■ Material
----
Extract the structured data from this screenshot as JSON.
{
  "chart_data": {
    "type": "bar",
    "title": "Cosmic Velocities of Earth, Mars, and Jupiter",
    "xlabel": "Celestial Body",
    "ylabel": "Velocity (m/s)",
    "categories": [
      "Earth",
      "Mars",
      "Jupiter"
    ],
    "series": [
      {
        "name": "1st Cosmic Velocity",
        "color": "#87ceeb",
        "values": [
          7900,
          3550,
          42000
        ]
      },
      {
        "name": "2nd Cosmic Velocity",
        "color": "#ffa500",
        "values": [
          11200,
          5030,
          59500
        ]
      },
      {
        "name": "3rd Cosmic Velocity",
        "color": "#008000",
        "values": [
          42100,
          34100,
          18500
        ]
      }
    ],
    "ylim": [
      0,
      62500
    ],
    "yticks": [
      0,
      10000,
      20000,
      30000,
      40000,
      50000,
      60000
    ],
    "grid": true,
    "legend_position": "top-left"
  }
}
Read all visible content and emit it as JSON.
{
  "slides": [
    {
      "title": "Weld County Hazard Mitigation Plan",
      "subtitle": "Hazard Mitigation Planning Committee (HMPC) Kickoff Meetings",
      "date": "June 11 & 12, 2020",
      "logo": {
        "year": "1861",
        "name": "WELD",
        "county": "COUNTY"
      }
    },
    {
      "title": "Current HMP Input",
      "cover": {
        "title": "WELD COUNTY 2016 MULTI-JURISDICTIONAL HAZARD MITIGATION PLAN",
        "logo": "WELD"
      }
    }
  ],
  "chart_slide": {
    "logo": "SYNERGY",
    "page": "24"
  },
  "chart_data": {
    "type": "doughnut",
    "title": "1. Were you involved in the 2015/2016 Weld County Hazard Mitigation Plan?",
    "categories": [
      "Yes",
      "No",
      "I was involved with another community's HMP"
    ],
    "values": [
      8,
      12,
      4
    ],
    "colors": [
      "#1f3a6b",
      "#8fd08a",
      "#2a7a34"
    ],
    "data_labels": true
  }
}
----
■ Exercise details
Repeat back the data above, exact to the last character.

■ Expected answer
Extract the structured data from this screenshot as JSON.
{
  "chart_data": {
    "type": "bar",
    "title": "Cosmic Velocities of Earth, Mars, and Jupiter",
    "xlabel": "Celestial Body",
    "ylabel": "Velocity (m/s)",
    "categories": [
      "Earth",
      "Mars",
      "Jupiter"
    ],
    "series": [
      {
        "name": "1st Cosmic Velocity",
        "color": "#87ceeb",
        "values": [
          7900,
          3550,
          42000
        ]
      },
      {
        "name": "2nd Cosmic Velocity",
        "color": "#ffa500",
        "values": [
          11200,
          5030,
          59500
        ]
      },
      {
        "name": "3rd Cosmic Velocity",
        "color": "#008000",
        "values": [
          42100,
          34100,
          18500
        ]
      }
    ],
    "ylim": [
      0,
      62500
    ],
    "yticks": [
      0,
      10000,
      20000,
      30000,
      40000,
      50000,
      60000
    ],
    "grid": true,
    "legend_position": "top-left"
  }
}
Read all visible content and emit it as JSON.
{
  "slides": [
    {
      "title": "Weld County Hazard Mitigation Plan",
      "subtitle": "Hazard Mitigation Planning Committee (HMPC) Kickoff Meetings",
      "date": "June 11 & 12, 2020",
      "logo": {
        "year": "1861",
        "name": "WELD",
        "county": "COUNTY"
      }
    },
    {
      "title": "Current HMP Input",
      "cover": {
        "title": "WELD COUNTY 2016 MULTI-JURISDICTIONAL HAZARD MITIGATION PLAN",
        "logo": "WELD"
      }
    }
  ],
  "chart_slide": {
    "logo": "SYNERGY",
    "page": "24"
  },
  "chart_data": {
    "type": "doughnut",
    "title": "1. Were you involved in the 2015/2016 Weld County Hazard Mitigation Plan?",
    "categories": [
      "Yes",
      "No",
      "I was involved with another community's HMP"
    ],
    "values": [
      8,
      12,
      4
    ],
    "colors": [
      "#1f3a6b",
      "#8fd08a",
      "#2a7a34"
    ],
    "data_labels": true
  }
}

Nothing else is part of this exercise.